[Stored entries]
···

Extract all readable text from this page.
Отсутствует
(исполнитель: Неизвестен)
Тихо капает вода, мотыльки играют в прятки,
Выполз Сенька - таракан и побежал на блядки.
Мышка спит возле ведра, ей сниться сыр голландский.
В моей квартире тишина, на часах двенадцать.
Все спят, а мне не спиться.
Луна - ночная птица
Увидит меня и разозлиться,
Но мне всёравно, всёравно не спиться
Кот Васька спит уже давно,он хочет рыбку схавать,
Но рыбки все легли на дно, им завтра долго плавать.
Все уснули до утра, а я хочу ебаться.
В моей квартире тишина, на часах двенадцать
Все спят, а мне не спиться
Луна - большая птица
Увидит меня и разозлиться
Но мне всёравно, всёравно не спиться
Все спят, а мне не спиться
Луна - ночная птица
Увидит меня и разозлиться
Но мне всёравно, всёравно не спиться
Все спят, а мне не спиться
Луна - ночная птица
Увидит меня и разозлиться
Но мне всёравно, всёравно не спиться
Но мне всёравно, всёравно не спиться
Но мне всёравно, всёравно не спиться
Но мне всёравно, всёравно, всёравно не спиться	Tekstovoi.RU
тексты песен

···

Print the whole listing again, exactly.

* _Correct answer_
Extract all readable text from this page.
Отсутствует
(исполнитель: Неизвестен)
Тихо капает вода, мотыльки играют в прятки,
Выполз Сенька - таракан и побежал на блядки.
Мышка спит возле ведра, ей сниться сыр голландский.
В моей квартире тишина, на часах двенадцать.
Все спят, а мне не спиться.
Луна - ночная птица
Увидит меня и разозлиться,
Но мне всёравно, всёравно не спиться
Кот Васька спит уже давно,он хочет рыбку схавать,
Но рыбки все легли на дно, им завтра долго плавать.
Все уснули до утра, а я хочу ебаться.
В моей квартире тишина, на часах двенадцать
Все спят, а мне не спиться
Луна - большая птица
Увидит меня и разозлиться
Но мне всёравно, всёравно не спиться
Все спят, а мне не спиться
Луна - ночная птица
Увидит меня и разозлиться
Но мне всёравно, всёравно не спиться
Все спят, а мне не спиться
Луна - ночная птица
Увидит меня и разозлиться
Но мне всёравно, всёравно не спиться
Но мне всёравно, всёравно не спиться
Но мне всёравно, всёравно не спиться
Но мне всёравно, всёравно, всёравно не спиться	Tekstovoi.RU
тексты песен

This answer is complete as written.